Write the material out again in full, exactly.

(begin)

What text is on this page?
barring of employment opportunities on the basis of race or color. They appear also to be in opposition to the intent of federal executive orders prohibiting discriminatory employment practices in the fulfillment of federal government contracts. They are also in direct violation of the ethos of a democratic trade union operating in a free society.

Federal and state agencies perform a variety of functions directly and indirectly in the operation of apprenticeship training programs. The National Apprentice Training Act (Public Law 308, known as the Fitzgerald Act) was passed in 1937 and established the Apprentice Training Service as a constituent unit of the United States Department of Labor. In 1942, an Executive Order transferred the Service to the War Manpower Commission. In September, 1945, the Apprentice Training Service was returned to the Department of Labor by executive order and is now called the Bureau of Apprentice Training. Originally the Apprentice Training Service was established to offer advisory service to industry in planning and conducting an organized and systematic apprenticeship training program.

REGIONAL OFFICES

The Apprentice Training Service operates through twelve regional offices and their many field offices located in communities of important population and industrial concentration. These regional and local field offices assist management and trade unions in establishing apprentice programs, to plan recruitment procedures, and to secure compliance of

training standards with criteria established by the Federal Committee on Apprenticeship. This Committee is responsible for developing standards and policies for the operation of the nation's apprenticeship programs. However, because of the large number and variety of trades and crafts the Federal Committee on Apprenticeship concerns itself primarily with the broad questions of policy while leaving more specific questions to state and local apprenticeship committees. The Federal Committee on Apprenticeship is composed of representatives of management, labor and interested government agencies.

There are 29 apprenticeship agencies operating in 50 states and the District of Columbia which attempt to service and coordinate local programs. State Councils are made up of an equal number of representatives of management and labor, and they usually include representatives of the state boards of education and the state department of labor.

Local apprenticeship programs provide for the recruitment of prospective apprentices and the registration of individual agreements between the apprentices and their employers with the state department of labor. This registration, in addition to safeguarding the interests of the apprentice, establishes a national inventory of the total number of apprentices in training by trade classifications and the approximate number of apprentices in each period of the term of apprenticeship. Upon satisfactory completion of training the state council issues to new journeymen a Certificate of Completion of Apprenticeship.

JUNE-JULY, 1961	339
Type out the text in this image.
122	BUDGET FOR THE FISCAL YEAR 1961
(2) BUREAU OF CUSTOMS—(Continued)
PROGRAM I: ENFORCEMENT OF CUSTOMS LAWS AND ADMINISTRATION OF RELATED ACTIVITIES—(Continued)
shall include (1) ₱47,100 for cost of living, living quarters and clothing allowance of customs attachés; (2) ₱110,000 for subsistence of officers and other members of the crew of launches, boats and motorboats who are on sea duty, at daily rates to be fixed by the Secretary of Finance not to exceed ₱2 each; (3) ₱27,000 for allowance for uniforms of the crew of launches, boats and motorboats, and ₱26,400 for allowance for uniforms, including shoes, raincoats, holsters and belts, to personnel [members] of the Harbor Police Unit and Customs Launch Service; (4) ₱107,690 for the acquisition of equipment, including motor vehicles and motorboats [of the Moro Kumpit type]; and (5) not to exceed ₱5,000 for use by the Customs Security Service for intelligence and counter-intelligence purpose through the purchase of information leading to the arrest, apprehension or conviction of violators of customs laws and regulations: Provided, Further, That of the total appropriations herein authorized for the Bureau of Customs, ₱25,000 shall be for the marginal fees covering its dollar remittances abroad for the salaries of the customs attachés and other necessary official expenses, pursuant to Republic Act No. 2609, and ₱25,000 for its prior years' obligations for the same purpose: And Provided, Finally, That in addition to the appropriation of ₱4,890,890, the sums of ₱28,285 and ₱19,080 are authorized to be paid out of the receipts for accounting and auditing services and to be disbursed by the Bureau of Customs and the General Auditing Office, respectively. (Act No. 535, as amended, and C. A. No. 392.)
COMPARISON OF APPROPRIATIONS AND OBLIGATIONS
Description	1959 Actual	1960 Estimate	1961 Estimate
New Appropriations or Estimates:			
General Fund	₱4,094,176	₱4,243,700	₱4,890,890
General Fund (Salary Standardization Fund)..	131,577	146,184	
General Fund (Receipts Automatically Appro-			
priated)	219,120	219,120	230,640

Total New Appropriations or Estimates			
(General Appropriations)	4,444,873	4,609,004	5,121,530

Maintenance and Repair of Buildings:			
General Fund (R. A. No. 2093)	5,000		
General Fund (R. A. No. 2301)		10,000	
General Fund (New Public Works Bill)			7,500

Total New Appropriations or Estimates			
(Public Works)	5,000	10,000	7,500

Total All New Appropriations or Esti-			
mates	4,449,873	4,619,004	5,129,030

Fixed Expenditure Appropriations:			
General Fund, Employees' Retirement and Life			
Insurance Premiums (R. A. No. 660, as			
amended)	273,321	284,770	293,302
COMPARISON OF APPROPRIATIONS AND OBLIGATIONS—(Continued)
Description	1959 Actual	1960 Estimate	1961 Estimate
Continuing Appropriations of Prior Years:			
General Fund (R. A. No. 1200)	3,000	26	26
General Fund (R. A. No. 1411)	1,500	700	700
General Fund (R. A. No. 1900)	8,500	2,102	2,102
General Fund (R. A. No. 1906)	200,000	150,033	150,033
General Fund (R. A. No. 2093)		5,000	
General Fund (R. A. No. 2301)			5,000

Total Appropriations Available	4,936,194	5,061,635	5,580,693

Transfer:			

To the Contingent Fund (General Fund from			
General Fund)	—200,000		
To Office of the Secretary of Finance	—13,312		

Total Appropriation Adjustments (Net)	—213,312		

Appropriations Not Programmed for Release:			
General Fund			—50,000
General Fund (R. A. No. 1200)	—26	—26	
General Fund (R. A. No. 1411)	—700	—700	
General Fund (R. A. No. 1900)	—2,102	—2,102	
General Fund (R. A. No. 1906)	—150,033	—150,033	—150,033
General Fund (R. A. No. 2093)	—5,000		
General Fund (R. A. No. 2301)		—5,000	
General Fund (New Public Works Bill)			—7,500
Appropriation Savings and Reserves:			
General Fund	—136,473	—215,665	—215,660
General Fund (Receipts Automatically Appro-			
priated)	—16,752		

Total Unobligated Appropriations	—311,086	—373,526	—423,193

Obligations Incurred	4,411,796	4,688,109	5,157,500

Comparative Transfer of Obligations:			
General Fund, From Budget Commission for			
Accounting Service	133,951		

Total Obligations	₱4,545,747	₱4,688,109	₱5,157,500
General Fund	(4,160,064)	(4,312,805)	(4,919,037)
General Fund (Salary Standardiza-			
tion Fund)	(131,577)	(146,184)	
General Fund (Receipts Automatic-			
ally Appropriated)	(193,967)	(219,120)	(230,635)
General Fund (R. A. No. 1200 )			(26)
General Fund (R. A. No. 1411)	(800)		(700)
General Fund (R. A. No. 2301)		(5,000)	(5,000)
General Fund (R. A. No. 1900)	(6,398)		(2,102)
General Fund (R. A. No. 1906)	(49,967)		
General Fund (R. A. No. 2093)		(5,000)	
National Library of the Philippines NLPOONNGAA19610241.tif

(end)

Expected answer
What text is on this page?
barring of employment opportunities on the basis of race or color. They appear also to be in opposition to the intent of federal executive orders prohibiting discriminatory employment practices in the fulfillment of federal government contracts. They are also in direct violation of the ethos of a democratic trade union operating in a free society.

Federal and state agencies perform a variety of functions directly and indirectly in the operation of apprenticeship training programs. The National Apprentice Training Act (Public Law 308, known as the Fitzgerald Act) was passed in 1937 and established the Apprentice Training Service as a constituent unit of the United States Department of Labor. In 1942, an Executive Order transferred the Service to the War Manpower Commission. In September, 1945, the Apprentice Training Service was returned to the Department of Labor by executive order and is now called the Bureau of Apprentice Training. Originally the Apprentice Training Service was established to offer advisory service to industry in planning and conducting an organized and systematic apprenticeship training program.

REGIONAL OFFICES

The Apprentice Training Service operates through twelve regional offices and their many field offices located in communities of important population and industrial concentration. These regional and local field offices assist management and trade unions in establishing apprentice programs, to plan recruitment procedures, and to secure compliance of

training standards with criteria established by the Federal Committee on Apprenticeship. This Committee is responsible for developing standards and policies for the operation of the nation's apprenticeship programs. However, because of the large number and variety of trades and crafts the Federal Committee on Apprenticeship concerns itself primarily with the broad questions of policy while leaving more specific questions to state and local apprenticeship committees. The Federal Committee on Apprenticeship is composed of representatives of management, labor and interested government agencies.

There are 29 apprenticeship agencies operating in 50 states and the District of Columbia which attempt to service and coordinate local programs. State Councils are made up of an equal number of representatives of management and labor, and they usually include representatives of the state boards of education and the state department of labor.

Local apprenticeship programs provide for the recruitment of prospective apprentices and the registration of individual agreements between the apprentices and their employers with the state department of labor. This registration, in addition to safeguarding the interests of the apprentice, establishes a national inventory of the total number of apprentices in training by trade classifications and the approximate number of apprentices in each period of the term of apprenticeship. Upon satisfactory completion of training the state council issues to new journeymen a Certificate of Completion of Apprenticeship.

JUNE-JULY, 1961	339
Type out the text in this image.
122	BUDGET FOR THE FISCAL YEAR 1961
(2) BUREAU OF CUSTOMS—(Continued)
PROGRAM I: ENFORCEMENT OF CUSTOMS LAWS AND ADMINISTRATION OF RELATED ACTIVITIES—(Continued)
shall include (1) ₱47,100 for cost of living, living quarters and clothing allowance of customs attachés; (2) ₱110,000 for subsistence of officers and other members of the crew of launches, boats and motorboats who are on sea duty, at daily rates to be fixed by the Secretary of Finance not to exceed ₱2 each; (3) ₱27,000 for allowance for uniforms of the crew of launches, boats and motorboats, and ₱26,400 for allowance for uniforms, including shoes, raincoats, holsters and belts, to personnel [members] of the Harbor Police Unit and Customs Launch Service; (4) ₱107,690 for the acquisition of equipment, including motor vehicles and motorboats [of the Moro Kumpit type]; and (5) not to exceed ₱5,000 for use by the Customs Security Service for intelligence and counter-intelligence purpose through the purchase of information leading to the arrest, apprehension or conviction of violators of customs laws and regulations: Provided, Further, That of the total appropriations herein authorized for the Bureau of Customs, ₱25,000 shall be for the marginal fees covering its dollar remittances abroad for the salaries of the customs attachés and other necessary official expenses, pursuant to Republic Act No. 2609, and ₱25,000 for its prior years' obligations for the same purpose: And Provided, Finally, That in addition to the appropriation of ₱4,890,890, the sums of ₱28,285 and ₱19,080 are authorized to be paid out of the receipts for accounting and auditing services and to be disbursed by the Bureau of Customs and the General Auditing Office, respectively. (Act No. 535, as amended, and C. A. No. 392.)
COMPARISON OF APPROPRIATIONS AND OBLIGATIONS
Description	1959 Actual	1960 Estimate	1961 Estimate
New Appropriations or Estimates:			
General Fund	₱4,094,176	₱4,243,700	₱4,890,890
General Fund (Salary Standardization Fund)..	131,577	146,184	
General Fund (Receipts Automatically Appro-			
priated)	219,120	219,120	230,640

Total New Appropriations or Estimates			
(General Appropriations)	4,444,873	4,609,004	5,121,530

Maintenance and Repair of Buildings:			
General Fund (R. A. No. 2093)	5,000		
General Fund (R. A. No. 2301)		10,000	
General Fund (New Public Works Bill)			7,500

Total New Appropriations or Estimates			
(Public Works)	5,000	10,000	7,500

Total All New Appropriations or Esti-			
mates	4,449,873	4,619,004	5,129,030

Fixed Expenditure Appropriations:			
General Fund, Employees' Retirement and Life			
Insurance Premiums (R. A. No. 660, as			
amended)	273,321	284,770	293,302
COMPARISON OF APPROPRIATIONS AND OBLIGATIONS—(Continued)
Description	1959 Actual	1960 Estimate	1961 Estimate
Continuing Appropriations of Prior Years:			
General Fund (R. A. No. 1200)	3,000	26	26
General Fund (R. A. No. 1411)	1,500	700	700
General Fund (R. A. No. 1900)	8,500	2,102	2,102
General Fund (R. A. No. 1906)	200,000	150,033	150,033
General Fund (R. A. No. 2093)		5,000	
General Fund (R. A. No. 2301)			5,000

Total Appropriations Available	4,936,194	5,061,635	5,580,693

Transfer:			

To the Contingent Fund (General Fund from			
General Fund)	—200,000		
To Office of the Secretary of Finance	—13,312		

Total Appropriation Adjustments (Net)	—213,312		

Appropriations Not Programmed for Release:			
General Fund			—50,000
General Fund (R. A. No. 1200)	—26	—26	
General Fund (R. A. No. 1411)	—700	—700	
General Fund (R. A. No. 1900)	—2,102	—2,102	
General Fund (R. A. No. 1906)	—150,033	—150,033	—150,033
General Fund (R. A. No. 2093)	—5,000		
General Fund (R. A. No. 2301)		—5,000	
General Fund (New Public Works Bill)			—7,500
Appropriation Savings and Reserves:			
General Fund	—136,473	—215,665	—215,660
General Fund (Receipts Automatically Appro-			
priated)	—16,752		

Total Unobligated Appropriations	—311,086	—373,526	—423,193

Obligations Incurred	4,411,796	4,688,109	5,157,500

Comparative Transfer of Obligations:			
General Fund, From Budget Commission for			
Accounting Service	133,951		

Total Obligations	₱4,545,747	₱4,688,109	₱5,157,500
General Fund	(4,160,064)	(4,312,805)	(4,919,037)
General Fund (Salary Standardiza-			
tion Fund)	(131,577)	(146,184)	
General Fund (Receipts Automatic-			
ally Appropriated)	(193,967)	(219,120)	(230,635)
General Fund (R. A. No. 1200 )			(26)
General Fund (R. A. No. 1411)	(800)		(700)
General Fund (R. A. No. 2301)		(5,000)	(5,000)
General Fund (R. A. No. 1900)	(6,398)		(2,102)
General Fund (R. A. No. 1906)	(49,967)		
General Fund (R. A. No. 2093)		(5,000)	
National Library of the Philippines NLPOONNGAA19610241.tif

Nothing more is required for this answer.